Every entry must be duplicated precisely as written.

>>>

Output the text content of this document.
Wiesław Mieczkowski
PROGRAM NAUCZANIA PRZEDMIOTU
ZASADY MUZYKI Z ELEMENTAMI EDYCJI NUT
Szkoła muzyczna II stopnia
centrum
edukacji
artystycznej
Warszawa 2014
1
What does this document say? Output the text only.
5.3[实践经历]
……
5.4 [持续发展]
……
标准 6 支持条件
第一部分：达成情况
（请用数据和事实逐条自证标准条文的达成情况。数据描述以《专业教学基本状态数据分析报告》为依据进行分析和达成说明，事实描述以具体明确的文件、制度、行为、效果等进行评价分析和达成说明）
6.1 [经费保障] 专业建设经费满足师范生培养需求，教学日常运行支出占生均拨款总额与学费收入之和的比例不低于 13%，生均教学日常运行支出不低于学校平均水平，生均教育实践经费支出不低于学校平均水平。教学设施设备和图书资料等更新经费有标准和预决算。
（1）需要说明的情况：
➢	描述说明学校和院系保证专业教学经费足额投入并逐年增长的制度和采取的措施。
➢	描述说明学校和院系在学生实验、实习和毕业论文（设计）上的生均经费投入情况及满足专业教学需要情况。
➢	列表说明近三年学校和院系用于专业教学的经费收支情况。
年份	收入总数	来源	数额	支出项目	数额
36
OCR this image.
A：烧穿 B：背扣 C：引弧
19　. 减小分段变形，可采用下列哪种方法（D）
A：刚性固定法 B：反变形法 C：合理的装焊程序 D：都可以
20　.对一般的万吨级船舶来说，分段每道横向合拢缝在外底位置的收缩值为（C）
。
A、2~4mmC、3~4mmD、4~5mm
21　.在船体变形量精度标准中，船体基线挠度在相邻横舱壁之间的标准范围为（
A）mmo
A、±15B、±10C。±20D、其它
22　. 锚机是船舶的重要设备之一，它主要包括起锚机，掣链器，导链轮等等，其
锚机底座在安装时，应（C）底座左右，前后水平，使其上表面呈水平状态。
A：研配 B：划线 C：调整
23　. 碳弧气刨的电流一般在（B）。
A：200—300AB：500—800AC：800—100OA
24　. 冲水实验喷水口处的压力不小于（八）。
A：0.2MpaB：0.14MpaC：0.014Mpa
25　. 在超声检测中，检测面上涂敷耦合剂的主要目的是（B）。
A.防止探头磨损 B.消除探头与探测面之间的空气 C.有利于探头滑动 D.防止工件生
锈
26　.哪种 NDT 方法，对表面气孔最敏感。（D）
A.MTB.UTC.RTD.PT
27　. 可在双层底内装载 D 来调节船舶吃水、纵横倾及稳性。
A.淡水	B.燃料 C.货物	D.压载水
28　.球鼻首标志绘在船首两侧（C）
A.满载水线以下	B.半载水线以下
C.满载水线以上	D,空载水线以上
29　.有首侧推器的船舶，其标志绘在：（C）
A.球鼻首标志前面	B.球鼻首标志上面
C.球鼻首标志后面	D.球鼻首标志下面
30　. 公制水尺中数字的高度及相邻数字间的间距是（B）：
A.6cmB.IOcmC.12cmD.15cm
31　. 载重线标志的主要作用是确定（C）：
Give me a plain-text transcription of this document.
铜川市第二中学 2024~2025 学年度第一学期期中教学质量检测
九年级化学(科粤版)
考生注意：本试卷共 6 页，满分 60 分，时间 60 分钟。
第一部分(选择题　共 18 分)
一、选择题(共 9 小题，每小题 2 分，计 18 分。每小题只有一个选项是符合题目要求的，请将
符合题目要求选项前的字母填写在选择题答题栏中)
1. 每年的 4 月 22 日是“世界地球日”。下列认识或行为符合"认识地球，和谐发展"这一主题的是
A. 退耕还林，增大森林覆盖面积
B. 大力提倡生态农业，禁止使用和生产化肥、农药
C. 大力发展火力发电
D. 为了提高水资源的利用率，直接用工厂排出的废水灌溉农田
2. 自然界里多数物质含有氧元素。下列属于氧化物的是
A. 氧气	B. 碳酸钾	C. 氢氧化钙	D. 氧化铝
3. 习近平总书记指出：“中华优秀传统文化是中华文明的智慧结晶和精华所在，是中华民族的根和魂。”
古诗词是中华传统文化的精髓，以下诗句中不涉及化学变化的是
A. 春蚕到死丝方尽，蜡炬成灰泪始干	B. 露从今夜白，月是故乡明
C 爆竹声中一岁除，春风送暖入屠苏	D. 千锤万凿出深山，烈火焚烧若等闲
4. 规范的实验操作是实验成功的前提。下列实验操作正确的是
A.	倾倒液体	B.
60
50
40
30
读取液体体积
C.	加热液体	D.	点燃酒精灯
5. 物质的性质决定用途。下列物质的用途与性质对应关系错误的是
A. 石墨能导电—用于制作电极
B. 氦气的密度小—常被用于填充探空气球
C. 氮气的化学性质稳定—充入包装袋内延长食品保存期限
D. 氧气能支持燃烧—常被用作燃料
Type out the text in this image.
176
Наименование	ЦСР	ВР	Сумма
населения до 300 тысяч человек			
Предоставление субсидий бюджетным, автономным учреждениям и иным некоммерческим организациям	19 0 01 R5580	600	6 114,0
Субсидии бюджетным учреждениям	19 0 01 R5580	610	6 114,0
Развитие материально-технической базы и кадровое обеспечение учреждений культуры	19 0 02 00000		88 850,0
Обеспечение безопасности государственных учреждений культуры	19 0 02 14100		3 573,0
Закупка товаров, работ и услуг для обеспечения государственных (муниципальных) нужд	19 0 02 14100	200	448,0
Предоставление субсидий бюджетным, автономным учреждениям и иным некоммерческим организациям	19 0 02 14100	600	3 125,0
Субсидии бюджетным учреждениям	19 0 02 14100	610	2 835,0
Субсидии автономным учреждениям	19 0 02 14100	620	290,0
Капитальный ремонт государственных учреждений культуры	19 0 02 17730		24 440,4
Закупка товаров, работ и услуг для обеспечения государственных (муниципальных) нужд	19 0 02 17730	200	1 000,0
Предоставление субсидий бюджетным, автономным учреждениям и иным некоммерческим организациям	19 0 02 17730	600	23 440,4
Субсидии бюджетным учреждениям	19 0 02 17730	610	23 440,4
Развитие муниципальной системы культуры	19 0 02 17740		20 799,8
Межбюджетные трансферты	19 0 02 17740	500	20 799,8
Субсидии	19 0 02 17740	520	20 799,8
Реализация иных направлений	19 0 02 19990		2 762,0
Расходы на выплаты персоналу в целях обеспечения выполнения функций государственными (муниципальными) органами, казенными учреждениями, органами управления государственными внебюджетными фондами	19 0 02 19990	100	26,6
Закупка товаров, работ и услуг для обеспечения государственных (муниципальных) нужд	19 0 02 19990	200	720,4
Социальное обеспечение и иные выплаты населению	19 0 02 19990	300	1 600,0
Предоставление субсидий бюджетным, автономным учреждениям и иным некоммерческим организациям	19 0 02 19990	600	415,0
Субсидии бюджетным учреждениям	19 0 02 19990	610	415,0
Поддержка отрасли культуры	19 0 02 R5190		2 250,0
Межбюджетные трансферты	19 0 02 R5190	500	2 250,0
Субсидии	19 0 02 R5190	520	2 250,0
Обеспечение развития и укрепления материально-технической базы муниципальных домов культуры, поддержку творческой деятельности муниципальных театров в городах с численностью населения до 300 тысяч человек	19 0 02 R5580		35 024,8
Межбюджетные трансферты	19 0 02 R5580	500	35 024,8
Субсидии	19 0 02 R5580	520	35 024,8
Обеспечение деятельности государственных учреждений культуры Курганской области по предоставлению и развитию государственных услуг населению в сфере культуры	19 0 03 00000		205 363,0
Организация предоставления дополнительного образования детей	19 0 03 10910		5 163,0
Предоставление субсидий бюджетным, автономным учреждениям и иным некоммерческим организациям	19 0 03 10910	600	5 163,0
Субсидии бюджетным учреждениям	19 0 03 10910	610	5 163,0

<<<

> _Answer below_:
Output the text content of this document.
Wiesław Mieczkowski
PROGRAM NAUCZANIA PRZEDMIOTU
ZASADY MUZYKI Z ELEMENTAMI EDYCJI NUT
Szkoła muzyczna II stopnia
centrum
edukacji
artystycznej
Warszawa 2014
1
What does this document say? Output the text only.
5.3[实践经历]
……
5.4 [持续发展]
……
标准 6 支持条件
第一部分：达成情况
（请用数据和事实逐条自证标准条文的达成情况。数据描述以《专业教学基本状态数据分析报告》为依据进行分析和达成说明，事实描述以具体明确的文件、制度、行为、效果等进行评价分析和达成说明）
6.1 [经费保障] 专业建设经费满足师范生培养需求，教学日常运行支出占生均拨款总额与学费收入之和的比例不低于 13%，生均教学日常运行支出不低于学校平均水平，生均教育实践经费支出不低于学校平均水平。教学设施设备和图书资料等更新经费有标准和预决算。
（1）需要说明的情况：
➢	描述说明学校和院系保证专业教学经费足额投入并逐年增长的制度和采取的措施。
➢	描述说明学校和院系在学生实验、实习和毕业论文（设计）上的生均经费投入情况及满足专业教学需要情况。
➢	列表说明近三年学校和院系用于专业教学的经费收支情况。
年份	收入总数	来源	数额	支出项目	数额
36
OCR this image.
A：烧穿 B：背扣 C：引弧
19　. 减小分段变形，可采用下列哪种方法（D）
A：刚性固定法 B：反变形法 C：合理的装焊程序 D：都可以
20　.对一般的万吨级船舶来说，分段每道横向合拢缝在外底位置的收缩值为（C）
。
A、2~4mmC、3~4mmD、4~5mm
21　.在船体变形量精度标准中，船体基线挠度在相邻横舱壁之间的标准范围为（
A）mmo
A、±15B、±10C。±20D、其它
22　. 锚机是船舶的重要设备之一，它主要包括起锚机，掣链器，导链轮等等，其
锚机底座在安装时，应（C）底座左右，前后水平，使其上表面呈水平状态。
A：研配 B：划线 C：调整
23　. 碳弧气刨的电流一般在（B）。
A：200—300AB：500—800AC：800—100OA
24　. 冲水实验喷水口处的压力不小于（八）。
A：0.2MpaB：0.14MpaC：0.014Mpa
25　. 在超声检测中，检测面上涂敷耦合剂的主要目的是（B）。
A.防止探头磨损 B.消除探头与探测面之间的空气 C.有利于探头滑动 D.防止工件生
锈
26　.哪种 NDT 方法，对表面气孔最敏感。（D）
A.MTB.UTC.RTD.PT
27　. 可在双层底内装载 D 来调节船舶吃水、纵横倾及稳性。
A.淡水	B.燃料 C.货物	D.压载水
28　.球鼻首标志绘在船首两侧（C）
A.满载水线以下	B.半载水线以下
C.满载水线以上	D,空载水线以上
29　.有首侧推器的船舶，其标志绘在：（C）
A.球鼻首标志前面	B.球鼻首标志上面
C.球鼻首标志后面	D.球鼻首标志下面
30　. 公制水尺中数字的高度及相邻数字间的间距是（B）：
A.6cmB.IOcmC.12cmD.15cm
31　. 载重线标志的主要作用是确定（C）：
Give me a plain-text transcription of this document.
铜川市第二中学 2024~2025 学年度第一学期期中教学质量检测
九年级化学(科粤版)
考生注意：本试卷共 6 页，满分 60 分，时间 60 分钟。
第一部分(选择题　共 18 分)
一、选择题(共 9 小题，每小题 2 分，计 18 分。每小题只有一个选项是符合题目要求的，请将
符合题目要求选项前的字母填写在选择题答题栏中)
1. 每年的 4 月 22 日是“世界地球日”。下列认识或行为符合"认识地球，和谐发展"这一主题的是
A. 退耕还林，增大森林覆盖面积
B. 大力提倡生态农业，禁止使用和生产化肥、农药
C. 大力发展火力发电
D. 为了提高水资源的利用率，直接用工厂排出的废水灌溉农田
2. 自然界里多数物质含有氧元素。下列属于氧化物的是
A. 氧气	B. 碳酸钾	C. 氢氧化钙	D. 氧化铝
3. 习近平总书记指出：“中华优秀传统文化是中华文明的智慧结晶和精华所在，是中华民族的根和魂。”
古诗词是中华传统文化的精髓，以下诗句中不涉及化学变化的是
A. 春蚕到死丝方尽，蜡炬成灰泪始干	B. 露从今夜白，月是故乡明
C 爆竹声中一岁除，春风送暖入屠苏	D. 千锤万凿出深山，烈火焚烧若等闲
4. 规范的实验操作是实验成功的前提。下列实验操作正确的是
A.	倾倒液体	B.
60
50
40
30
读取液体体积
C.	加热液体	D.	点燃酒精灯
5. 物质的性质决定用途。下列物质的用途与性质对应关系错误的是
A. 石墨能导电—用于制作电极
B. 氦气的密度小—常被用于填充探空气球
C. 氮气的化学性质稳定—充入包装袋内延长食品保存期限
D. 氧气能支持燃烧—常被用作燃料
Type out the text in this image.
176
Наименование	ЦСР	ВР	Сумма
населения до 300 тысяч человек			
Предоставление субсидий бюджетным, автономным учреждениям и иным некоммерческим организациям	19 0 01 R5580	600	6 114,0
Субсидии бюджетным учреждениям	19 0 01 R5580	610	6 114,0
Развитие материально-технической базы и кадровое обеспечение учреждений культуры	19 0 02 00000		88 850,0
Обеспечение безопасности государственных учреждений культуры	19 0 02 14100		3 573,0
Закупка товаров, работ и услуг для обеспечения государственных (муниципальных) нужд	19 0 02 14100	200	448,0
Предоставление субсидий бюджетным, автономным учреждениям и иным некоммерческим организациям	19 0 02 14100	600	3 125,0
Субсидии бюджетным учреждениям	19 0 02 14100	610	2 835,0
Субсидии автономным учреждениям	19 0 02 14100	620	290,0
Капитальный ремонт государственных учреждений культуры	19 0 02 17730		24 440,4
Закупка товаров, работ и услуг для обеспечения государственных (муниципальных) нужд	19 0 02 17730	200	1 000,0
Предоставление субсидий бюджетным, автономным учреждениям и иным некоммерческим организациям	19 0 02 17730	600	23 440,4
Субсидии бюджетным учреждениям	19 0 02 17730	610	23 440,4
Развитие муниципальной системы культуры	19 0 02 17740		20 799,8
Межбюджетные трансферты	19 0 02 17740	500	20 799,8
Субсидии	19 0 02 17740	520	20 799,8
Реализация иных направлений	19 0 02 19990		2 762,0
Расходы на выплаты персоналу в целях обеспечения выполнения функций государственными (муниципальными) органами, казенными учреждениями, органами управления государственными внебюджетными фондами	19 0 02 19990	100	26,6
Закупка товаров, работ и услуг для обеспечения государственных (муниципальных) нужд	19 0 02 19990	200	720,4
Социальное обеспечение и иные выплаты населению	19 0 02 19990	300	1 600,0
Предоставление субсидий бюджетным, автономным учреждениям и иным некоммерческим организациям	19 0 02 19990	600	415,0
Субсидии бюджетным учреждениям	19 0 02 19990	610	415,0
Поддержка отрасли культуры	19 0 02 R5190		2 250,0
Межбюджетные трансферты	19 0 02 R5190	500	2 250,0
Субсидии	19 0 02 R5190	520	2 250,0
Обеспечение развития и укрепления материально-технической базы муниципальных домов культуры, поддержку творческой деятельности муниципальных театров в городах с численностью населения до 300 тысяч человек	19 0 02 R5580		35 024,8
Межбюджетные трансферты	19 0 02 R5580	500	35 024,8
Субсидии	19 0 02 R5580	520	35 024,8
Обеспечение деятельности государственных учреждений культуры Курганской области по предоставлению и развитию государственных услуг населению в сфере культуры	19 0 03 00000		205 363,0
Организация предоставления дополнительного образования детей	19 0 03 10910		5 163,0
Предоставление субсидий бюджетным, автономным учреждениям и иным некоммерческим организациям	19 0 03 10910	600	5 163,0
Субсидии бюджетным учреждениям	19 0 03 10910	610	5 163,0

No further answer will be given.